(Dataset records)
** START **

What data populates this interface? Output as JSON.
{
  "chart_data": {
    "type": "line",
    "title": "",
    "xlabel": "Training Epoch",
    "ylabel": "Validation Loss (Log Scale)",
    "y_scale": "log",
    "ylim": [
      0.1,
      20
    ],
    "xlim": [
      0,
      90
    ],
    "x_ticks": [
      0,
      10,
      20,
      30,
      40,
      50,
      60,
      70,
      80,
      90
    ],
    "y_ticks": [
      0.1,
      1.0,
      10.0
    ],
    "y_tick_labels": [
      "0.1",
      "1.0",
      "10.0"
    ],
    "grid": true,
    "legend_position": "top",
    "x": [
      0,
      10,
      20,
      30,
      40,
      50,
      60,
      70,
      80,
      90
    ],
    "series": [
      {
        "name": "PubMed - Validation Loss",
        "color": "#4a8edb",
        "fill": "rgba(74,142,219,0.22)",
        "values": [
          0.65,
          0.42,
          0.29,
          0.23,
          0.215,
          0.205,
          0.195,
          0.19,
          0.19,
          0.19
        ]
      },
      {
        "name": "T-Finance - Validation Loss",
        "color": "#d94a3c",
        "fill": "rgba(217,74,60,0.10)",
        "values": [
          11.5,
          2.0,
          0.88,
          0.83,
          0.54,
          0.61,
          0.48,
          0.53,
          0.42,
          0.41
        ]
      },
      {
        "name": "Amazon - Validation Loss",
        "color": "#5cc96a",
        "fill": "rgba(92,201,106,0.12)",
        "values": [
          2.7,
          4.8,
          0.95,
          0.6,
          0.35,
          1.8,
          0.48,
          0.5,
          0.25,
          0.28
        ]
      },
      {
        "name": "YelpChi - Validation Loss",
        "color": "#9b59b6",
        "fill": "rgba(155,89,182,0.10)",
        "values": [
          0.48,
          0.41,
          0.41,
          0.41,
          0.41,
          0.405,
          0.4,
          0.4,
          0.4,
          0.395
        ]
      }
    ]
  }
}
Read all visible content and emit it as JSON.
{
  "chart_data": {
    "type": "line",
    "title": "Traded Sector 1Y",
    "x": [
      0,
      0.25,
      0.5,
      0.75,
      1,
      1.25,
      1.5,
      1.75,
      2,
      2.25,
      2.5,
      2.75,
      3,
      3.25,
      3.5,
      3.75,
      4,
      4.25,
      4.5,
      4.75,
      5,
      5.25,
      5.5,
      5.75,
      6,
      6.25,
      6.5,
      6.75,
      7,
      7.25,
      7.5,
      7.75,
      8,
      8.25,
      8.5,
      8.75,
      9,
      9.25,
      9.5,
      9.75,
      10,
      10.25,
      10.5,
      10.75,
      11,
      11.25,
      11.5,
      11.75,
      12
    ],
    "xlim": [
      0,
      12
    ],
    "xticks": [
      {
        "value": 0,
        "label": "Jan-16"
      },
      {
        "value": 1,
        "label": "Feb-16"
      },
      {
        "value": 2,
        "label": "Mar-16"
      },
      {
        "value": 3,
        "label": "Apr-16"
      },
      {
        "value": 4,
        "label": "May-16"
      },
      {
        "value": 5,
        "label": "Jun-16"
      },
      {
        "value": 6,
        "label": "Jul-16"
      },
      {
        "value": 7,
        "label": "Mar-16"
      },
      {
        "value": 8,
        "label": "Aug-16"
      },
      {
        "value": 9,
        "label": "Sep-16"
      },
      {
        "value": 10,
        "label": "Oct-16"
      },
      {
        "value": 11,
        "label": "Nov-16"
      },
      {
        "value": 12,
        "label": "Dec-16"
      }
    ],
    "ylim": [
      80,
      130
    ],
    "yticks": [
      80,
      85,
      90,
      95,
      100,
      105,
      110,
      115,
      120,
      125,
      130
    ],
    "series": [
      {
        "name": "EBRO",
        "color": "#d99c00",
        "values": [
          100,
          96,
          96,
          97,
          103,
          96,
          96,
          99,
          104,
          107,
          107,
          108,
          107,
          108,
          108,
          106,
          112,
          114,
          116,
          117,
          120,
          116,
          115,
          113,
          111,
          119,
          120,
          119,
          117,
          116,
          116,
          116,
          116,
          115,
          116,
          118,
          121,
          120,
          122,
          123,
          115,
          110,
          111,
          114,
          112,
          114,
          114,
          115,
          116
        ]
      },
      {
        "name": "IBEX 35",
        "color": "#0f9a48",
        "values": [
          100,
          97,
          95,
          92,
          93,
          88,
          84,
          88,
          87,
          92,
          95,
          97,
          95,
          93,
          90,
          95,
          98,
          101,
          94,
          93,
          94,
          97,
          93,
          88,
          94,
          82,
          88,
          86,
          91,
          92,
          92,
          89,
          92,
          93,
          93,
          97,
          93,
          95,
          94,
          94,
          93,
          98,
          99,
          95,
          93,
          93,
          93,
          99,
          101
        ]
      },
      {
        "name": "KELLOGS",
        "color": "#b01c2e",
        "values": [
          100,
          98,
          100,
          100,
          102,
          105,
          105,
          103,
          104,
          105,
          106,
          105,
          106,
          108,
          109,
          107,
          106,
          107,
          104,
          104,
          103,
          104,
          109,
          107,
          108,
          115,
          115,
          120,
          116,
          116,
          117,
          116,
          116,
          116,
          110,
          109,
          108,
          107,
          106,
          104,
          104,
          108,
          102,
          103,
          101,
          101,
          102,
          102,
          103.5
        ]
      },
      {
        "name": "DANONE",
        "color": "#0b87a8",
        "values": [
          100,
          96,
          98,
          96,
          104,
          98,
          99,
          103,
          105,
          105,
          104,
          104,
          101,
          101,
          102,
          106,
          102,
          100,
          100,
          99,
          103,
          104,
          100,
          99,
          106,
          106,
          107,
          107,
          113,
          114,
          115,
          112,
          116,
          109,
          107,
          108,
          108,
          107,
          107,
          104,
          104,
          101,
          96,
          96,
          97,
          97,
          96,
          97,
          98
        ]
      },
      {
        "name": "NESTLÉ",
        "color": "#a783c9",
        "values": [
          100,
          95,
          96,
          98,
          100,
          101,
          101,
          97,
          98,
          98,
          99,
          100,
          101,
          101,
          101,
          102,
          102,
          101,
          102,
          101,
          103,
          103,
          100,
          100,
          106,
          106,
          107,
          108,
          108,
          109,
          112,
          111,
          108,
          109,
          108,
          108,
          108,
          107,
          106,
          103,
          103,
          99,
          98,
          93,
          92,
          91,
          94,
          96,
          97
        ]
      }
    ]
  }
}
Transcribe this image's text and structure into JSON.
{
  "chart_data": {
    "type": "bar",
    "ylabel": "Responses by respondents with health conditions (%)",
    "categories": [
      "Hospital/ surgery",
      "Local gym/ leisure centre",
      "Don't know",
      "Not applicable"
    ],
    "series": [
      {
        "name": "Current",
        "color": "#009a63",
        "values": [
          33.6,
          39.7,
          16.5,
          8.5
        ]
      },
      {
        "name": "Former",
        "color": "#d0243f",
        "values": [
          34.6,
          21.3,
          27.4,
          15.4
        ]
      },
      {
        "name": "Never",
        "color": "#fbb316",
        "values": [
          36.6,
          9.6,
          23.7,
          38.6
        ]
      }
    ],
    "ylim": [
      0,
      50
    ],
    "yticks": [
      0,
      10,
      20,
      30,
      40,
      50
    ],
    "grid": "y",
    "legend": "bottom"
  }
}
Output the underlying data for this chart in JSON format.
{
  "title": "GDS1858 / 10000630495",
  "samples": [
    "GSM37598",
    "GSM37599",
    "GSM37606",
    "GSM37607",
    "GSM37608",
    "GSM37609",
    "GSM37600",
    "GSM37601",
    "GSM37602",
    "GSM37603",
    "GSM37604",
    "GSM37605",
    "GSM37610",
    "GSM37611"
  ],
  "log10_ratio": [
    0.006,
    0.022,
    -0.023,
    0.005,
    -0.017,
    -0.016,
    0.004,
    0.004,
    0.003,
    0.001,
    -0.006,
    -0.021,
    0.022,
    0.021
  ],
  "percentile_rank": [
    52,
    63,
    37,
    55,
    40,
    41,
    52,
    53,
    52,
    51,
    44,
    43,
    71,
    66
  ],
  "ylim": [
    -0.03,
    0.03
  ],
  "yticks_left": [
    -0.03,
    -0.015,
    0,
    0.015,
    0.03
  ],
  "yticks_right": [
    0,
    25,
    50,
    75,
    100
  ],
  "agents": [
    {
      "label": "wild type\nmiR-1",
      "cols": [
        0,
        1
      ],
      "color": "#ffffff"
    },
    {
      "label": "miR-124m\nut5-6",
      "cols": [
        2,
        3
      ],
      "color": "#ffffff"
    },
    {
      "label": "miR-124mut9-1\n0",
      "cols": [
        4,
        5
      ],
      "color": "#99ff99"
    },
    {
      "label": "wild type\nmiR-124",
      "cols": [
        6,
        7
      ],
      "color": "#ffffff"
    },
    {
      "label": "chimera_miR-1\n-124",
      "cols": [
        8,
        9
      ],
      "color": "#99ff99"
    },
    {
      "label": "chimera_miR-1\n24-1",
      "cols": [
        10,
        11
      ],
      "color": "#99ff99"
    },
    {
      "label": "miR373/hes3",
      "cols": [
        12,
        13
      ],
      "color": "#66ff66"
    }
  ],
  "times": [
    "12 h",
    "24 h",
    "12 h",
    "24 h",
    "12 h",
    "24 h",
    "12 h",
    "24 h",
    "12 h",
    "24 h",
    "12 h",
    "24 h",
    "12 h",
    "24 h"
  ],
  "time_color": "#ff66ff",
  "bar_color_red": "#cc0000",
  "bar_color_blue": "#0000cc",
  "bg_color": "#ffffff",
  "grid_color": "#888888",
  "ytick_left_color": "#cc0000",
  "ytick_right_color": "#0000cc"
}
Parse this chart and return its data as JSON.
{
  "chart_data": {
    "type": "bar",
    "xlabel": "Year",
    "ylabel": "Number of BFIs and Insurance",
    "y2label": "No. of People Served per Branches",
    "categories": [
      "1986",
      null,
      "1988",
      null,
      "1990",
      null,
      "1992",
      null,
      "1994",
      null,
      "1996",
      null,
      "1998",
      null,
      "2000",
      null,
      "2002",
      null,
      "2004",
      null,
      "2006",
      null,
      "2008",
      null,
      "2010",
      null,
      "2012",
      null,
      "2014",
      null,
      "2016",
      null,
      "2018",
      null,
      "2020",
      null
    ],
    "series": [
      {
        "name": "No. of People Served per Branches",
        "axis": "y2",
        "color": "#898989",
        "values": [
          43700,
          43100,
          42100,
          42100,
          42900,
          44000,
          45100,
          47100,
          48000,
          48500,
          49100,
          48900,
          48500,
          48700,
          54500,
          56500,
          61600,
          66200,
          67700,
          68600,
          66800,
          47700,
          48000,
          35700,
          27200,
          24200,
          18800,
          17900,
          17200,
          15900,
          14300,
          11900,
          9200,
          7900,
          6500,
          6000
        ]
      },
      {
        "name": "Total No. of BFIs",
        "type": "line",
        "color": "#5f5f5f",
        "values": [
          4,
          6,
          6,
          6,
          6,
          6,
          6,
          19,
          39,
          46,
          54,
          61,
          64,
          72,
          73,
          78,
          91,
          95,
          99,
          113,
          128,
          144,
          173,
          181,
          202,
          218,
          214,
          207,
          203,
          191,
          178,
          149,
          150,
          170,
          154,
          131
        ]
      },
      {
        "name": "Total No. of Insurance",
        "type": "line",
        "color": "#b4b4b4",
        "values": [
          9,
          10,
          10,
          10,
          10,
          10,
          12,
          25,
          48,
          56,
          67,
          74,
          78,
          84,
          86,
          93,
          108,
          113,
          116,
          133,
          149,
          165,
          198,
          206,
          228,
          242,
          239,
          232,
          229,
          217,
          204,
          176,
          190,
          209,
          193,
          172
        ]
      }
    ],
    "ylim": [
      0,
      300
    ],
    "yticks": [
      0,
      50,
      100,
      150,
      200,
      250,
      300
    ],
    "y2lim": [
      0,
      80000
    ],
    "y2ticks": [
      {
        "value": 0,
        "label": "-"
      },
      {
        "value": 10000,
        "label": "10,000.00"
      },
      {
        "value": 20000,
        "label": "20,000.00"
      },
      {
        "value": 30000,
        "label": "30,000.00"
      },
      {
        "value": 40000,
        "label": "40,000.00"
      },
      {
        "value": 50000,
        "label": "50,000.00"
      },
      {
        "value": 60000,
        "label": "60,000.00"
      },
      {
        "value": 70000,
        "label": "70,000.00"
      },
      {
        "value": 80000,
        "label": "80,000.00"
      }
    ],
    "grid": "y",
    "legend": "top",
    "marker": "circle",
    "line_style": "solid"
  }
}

** END **

> [OBJECTIVE] From the records above, pick out and copy each line holding the word "BFIs".

> [FINAL RESULT]
    "ylabel": "Number of BFIs and Insurance",
        "name": "Total No. of BFIs",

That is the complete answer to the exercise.